* Instructions to follow
Search the material and gather each line with "left" in it.

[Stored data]

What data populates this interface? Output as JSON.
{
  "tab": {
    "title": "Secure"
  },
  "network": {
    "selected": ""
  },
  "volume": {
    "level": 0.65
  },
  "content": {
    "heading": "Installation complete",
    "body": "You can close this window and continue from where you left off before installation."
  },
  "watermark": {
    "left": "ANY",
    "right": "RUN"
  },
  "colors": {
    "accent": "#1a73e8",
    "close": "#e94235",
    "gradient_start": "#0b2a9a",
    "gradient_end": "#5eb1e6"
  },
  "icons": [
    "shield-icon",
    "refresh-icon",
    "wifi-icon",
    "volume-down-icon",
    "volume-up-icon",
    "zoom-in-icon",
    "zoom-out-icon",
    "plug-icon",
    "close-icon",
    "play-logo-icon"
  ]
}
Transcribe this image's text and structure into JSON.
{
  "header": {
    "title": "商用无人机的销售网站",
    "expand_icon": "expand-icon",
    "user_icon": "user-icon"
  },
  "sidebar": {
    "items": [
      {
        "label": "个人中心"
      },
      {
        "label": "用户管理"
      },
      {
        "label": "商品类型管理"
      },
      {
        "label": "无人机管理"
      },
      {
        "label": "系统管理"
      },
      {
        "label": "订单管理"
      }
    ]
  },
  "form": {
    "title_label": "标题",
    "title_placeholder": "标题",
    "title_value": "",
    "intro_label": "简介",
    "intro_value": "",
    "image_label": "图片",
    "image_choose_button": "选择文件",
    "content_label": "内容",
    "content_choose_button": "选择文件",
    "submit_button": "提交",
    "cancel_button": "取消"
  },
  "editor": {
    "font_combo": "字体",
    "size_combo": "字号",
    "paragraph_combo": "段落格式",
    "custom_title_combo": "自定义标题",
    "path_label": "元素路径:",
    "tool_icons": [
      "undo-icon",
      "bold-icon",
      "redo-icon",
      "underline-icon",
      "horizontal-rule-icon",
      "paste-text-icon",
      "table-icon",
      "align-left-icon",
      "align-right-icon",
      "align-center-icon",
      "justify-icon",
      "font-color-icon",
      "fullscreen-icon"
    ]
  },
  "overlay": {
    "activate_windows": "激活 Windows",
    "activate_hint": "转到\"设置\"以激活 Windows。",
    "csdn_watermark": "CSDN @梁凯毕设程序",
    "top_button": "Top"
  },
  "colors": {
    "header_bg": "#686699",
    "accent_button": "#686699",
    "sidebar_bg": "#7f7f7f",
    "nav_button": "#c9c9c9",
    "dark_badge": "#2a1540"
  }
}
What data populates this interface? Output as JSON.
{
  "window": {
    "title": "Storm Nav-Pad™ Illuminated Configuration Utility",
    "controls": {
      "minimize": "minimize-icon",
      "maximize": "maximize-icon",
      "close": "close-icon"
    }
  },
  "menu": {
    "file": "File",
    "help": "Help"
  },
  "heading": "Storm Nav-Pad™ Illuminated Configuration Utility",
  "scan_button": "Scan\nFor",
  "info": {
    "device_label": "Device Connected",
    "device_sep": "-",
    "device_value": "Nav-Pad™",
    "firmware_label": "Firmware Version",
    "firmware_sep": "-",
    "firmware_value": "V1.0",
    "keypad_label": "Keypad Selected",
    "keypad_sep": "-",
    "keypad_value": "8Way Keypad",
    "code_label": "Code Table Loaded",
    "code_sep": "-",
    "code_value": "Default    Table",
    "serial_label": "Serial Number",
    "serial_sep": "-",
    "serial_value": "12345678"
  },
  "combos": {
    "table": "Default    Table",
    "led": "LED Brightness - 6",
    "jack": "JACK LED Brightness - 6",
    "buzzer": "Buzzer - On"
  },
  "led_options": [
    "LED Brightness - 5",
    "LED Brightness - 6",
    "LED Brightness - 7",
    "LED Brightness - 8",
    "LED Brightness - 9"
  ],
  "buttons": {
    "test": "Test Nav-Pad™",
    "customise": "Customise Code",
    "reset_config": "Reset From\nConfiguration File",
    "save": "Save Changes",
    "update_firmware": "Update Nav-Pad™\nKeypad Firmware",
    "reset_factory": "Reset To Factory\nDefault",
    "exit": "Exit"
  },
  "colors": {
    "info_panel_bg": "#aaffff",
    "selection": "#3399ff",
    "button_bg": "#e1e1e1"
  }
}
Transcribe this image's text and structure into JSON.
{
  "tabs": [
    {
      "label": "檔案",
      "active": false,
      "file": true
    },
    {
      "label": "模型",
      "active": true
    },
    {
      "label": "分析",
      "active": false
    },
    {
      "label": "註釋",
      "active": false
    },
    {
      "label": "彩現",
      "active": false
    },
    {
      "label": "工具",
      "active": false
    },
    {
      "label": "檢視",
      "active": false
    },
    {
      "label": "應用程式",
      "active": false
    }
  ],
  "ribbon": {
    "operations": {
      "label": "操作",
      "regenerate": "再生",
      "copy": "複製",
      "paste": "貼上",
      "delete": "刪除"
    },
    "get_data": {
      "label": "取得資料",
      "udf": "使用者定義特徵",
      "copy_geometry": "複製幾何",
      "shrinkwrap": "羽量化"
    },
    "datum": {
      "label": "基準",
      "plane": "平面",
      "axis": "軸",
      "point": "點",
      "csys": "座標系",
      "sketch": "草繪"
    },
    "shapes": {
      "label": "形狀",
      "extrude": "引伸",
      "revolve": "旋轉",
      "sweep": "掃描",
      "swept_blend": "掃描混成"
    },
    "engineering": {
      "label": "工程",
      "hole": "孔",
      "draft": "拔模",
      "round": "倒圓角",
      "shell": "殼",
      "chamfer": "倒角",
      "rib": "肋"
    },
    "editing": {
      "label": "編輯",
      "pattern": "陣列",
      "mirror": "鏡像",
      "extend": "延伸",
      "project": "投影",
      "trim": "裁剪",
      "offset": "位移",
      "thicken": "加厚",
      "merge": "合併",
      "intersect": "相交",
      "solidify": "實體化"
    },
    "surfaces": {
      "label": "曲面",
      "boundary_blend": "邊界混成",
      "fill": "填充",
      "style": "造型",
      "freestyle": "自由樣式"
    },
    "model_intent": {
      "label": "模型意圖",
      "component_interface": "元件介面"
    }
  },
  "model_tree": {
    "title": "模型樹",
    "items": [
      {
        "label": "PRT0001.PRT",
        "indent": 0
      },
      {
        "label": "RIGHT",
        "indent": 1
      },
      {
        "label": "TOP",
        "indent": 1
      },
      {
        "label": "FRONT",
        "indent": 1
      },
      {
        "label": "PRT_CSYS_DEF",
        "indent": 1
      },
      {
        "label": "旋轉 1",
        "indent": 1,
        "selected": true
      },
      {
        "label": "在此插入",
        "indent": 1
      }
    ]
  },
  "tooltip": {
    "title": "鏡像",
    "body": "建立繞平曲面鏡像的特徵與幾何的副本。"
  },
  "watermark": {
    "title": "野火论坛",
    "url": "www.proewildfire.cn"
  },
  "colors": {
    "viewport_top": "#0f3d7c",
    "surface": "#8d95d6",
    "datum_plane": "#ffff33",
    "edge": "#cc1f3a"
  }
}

* Response for this exercise
    "body": "You can close this window and continue from where you left off before installation."
    "left": "ANY",
      "align-left-icon",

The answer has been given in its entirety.